[Records contained in a dataset]
● ● ● ●
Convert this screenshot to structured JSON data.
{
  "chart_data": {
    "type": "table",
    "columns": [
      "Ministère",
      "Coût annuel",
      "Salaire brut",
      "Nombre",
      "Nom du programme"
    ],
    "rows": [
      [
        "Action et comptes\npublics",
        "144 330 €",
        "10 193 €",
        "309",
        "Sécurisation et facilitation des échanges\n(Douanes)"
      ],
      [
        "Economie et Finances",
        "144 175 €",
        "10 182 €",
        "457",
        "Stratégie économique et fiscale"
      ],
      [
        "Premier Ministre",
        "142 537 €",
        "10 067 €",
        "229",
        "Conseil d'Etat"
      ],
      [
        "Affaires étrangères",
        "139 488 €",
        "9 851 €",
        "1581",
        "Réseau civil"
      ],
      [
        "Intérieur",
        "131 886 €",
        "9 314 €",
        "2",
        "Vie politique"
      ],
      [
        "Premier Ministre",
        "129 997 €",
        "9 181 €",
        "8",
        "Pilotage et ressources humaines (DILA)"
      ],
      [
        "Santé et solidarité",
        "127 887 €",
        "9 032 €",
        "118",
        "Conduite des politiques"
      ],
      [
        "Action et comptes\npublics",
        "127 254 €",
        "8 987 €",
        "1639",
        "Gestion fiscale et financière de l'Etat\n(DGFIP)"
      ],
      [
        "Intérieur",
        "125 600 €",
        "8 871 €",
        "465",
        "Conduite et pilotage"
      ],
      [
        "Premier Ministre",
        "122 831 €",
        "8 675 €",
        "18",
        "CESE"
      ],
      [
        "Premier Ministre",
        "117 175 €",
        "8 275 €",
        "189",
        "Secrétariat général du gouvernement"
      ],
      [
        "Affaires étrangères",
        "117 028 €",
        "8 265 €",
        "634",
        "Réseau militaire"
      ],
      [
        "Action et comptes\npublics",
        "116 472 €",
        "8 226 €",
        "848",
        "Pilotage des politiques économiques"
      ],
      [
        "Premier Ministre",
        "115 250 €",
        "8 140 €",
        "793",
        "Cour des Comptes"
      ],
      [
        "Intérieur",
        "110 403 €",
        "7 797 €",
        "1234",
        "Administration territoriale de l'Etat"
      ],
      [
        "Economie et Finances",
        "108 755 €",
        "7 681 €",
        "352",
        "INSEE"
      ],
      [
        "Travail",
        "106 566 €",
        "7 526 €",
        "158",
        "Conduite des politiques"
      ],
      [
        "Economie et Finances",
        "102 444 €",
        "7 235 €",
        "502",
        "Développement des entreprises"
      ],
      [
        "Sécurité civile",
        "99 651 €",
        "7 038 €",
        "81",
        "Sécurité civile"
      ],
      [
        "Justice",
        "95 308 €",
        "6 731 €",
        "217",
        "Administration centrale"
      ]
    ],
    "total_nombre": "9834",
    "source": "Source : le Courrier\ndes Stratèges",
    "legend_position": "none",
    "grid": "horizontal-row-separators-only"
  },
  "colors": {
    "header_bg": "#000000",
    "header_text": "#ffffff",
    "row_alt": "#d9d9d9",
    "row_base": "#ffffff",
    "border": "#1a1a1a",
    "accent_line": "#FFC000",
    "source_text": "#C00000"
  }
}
● ● ● ●
## Description of the task
Make an exact copy of the material above.

## Solution for this problem
Convert this screenshot to structured JSON data.
{
  "chart_data": {
    "type": "table",
    "columns": [
      "Ministère",
      "Coût annuel",
      "Salaire brut",
      "Nombre",
      "Nom du programme"
    ],
    "rows": [
      [
        "Action et comptes\npublics",
        "144 330 €",
        "10 193 €",
        "309",
        "Sécurisation et facilitation des échanges\n(Douanes)"
      ],
      [
        "Economie et Finances",
        "144 175 €",
        "10 182 €",
        "457",
        "Stratégie économique et fiscale"
      ],
      [
        "Premier Ministre",
        "142 537 €",
        "10 067 €",
        "229",
        "Conseil d'Etat"
      ],
      [
        "Affaires étrangères",
        "139 488 €",
        "9 851 €",
        "1581",
        "Réseau civil"
      ],
      [
        "Intérieur",
        "131 886 €",
        "9 314 €",
        "2",
        "Vie politique"
      ],
      [
        "Premier Ministre",
        "129 997 €",
        "9 181 €",
        "8",
        "Pilotage et ressources humaines (DILA)"
      ],
      [
        "Santé et solidarité",
        "127 887 €",
        "9 032 €",
        "118",
        "Conduite des politiques"
      ],
      [
        "Action et comptes\npublics",
        "127 254 €",
        "8 987 €",
        "1639",
        "Gestion fiscale et financière de l'Etat\n(DGFIP)"
      ],
      [
        "Intérieur",
        "125 600 €",
        "8 871 €",
        "465",
        "Conduite et pilotage"
      ],
      [
        "Premier Ministre",
        "122 831 €",
        "8 675 €",
        "18",
        "CESE"
      ],
      [
        "Premier Ministre",
        "117 175 €",
        "8 275 €",
        "189",
        "Secrétariat général du gouvernement"
      ],
      [
        "Affaires étrangères",
        "117 028 €",
        "8 265 €",
        "634",
        "Réseau militaire"
      ],
      [
        "Action et comptes\npublics",
        "116 472 €",
        "8 226 €",
        "848",
        "Pilotage des politiques économiques"
      ],
      [
        "Premier Ministre",
        "115 250 €",
        "8 140 €",
        "793",
        "Cour des Comptes"
      ],
      [
        "Intérieur",
        "110 403 €",
        "7 797 €",
        "1234",
        "Administration territoriale de l'Etat"
      ],
      [
        "Economie et Finances",
        "108 755 €",
        "7 681 €",
        "352",
        "INSEE"
      ],
      [
        "Travail",
        "106 566 €",
        "7 526 €",
        "158",
        "Conduite des politiques"
      ],
      [
        "Economie et Finances",
        "102 444 €",
        "7 235 €",
        "502",
        "Développement des entreprises"
      ],
      [
        "Sécurité civile",
        "99 651 €",
        "7 038 €",
        "81",
        "Sécurité civile"
      ],
      [
        "Justice",
        "95 308 €",
        "6 731 €",
        "217",
        "Administration centrale"
      ]
    ],
    "total_nombre": "9834",
    "source": "Source : le Courrier\ndes Stratèges",
    "legend_position": "none",
    "grid": "horizontal-row-separators-only"
  },
  "colors": {
    "header_bg": "#000000",
    "header_text": "#ffffff",
    "row_alt": "#d9d9d9",
    "row_base": "#ffffff",
    "border": "#1a1a1a",
    "accent_line": "#FFC000",
    "source_text": "#C00000"
  }
}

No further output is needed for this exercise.